Written problem
Write out the whole listing again, exactly as given.
******
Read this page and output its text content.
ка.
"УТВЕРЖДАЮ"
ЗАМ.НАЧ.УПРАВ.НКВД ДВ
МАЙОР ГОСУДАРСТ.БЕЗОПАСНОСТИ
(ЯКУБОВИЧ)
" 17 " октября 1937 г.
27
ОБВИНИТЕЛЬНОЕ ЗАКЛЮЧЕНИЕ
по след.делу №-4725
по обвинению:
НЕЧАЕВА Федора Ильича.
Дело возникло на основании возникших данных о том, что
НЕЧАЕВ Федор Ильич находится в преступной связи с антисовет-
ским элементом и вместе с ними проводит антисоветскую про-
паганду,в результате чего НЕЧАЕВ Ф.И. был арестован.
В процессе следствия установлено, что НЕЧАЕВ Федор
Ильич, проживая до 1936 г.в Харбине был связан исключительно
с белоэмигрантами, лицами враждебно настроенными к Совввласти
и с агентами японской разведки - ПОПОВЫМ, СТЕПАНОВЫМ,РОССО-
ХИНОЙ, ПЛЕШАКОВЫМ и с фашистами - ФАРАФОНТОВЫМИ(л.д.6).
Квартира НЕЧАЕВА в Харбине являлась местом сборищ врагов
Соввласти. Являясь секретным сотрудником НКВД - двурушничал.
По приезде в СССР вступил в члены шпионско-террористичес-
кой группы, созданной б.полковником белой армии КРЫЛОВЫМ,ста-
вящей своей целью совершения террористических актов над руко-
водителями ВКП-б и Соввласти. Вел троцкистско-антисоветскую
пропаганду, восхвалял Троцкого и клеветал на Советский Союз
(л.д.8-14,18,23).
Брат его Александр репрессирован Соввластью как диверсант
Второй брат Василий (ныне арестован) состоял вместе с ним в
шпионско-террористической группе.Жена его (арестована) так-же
******
Answer for the task
Read this page and output its text content.
ка.
"УТВЕРЖДАЮ"
ЗАМ.НАЧ.УПРАВ.НКВД ДВ
МАЙОР ГОСУДАРСТ.БЕЗОПАСНОСТИ
(ЯКУБОВИЧ)
" 17 " октября 1937 г.
27
ОБВИНИТЕЛЬНОЕ ЗАКЛЮЧЕНИЕ
по след.делу №-4725
по обвинению:
НЕЧАЕВА Федора Ильича.
Дело возникло на основании возникших данных о том, что
НЕЧАЕВ Федор Ильич находится в преступной связи с антисовет-
ским элементом и вместе с ними проводит антисоветскую про-
паганду,в результате чего НЕЧАЕВ Ф.И. был арестован.
В процессе следствия установлено, что НЕЧАЕВ Федор
Ильич, проживая до 1936 г.в Харбине был связан исключительно
с белоэмигрантами, лицами враждебно настроенными к Совввласти
и с агентами японской разведки - ПОПОВЫМ, СТЕПАНОВЫМ,РОССО-
ХИНОЙ, ПЛЕШАКОВЫМ и с фашистами - ФАРАФОНТОВЫМИ(л.д.6).
Квартира НЕЧАЕВА в Харбине являлась местом сборищ врагов
Соввласти. Являясь секретным сотрудником НКВД - двурушничал.
По приезде в СССР вступил в члены шпионско-террористичес-
кой группы, созданной б.полковником белой армии КРЫЛОВЫМ,ста-
вящей своей целью совершения террористических актов над руко-
водителями ВКП-б и Соввласти. Вел троцкистско-антисоветскую
пропаганду, восхвалял Троцкого и клеветал на Советский Союз
(л.д.8-14,18,23).
Брат его Александр репрессирован Соввластью как диверсант
Второй брат Василий (ныне арестован) состоял вместе с ним в
шпионско-террористической группе.Жена его (арестована) так-же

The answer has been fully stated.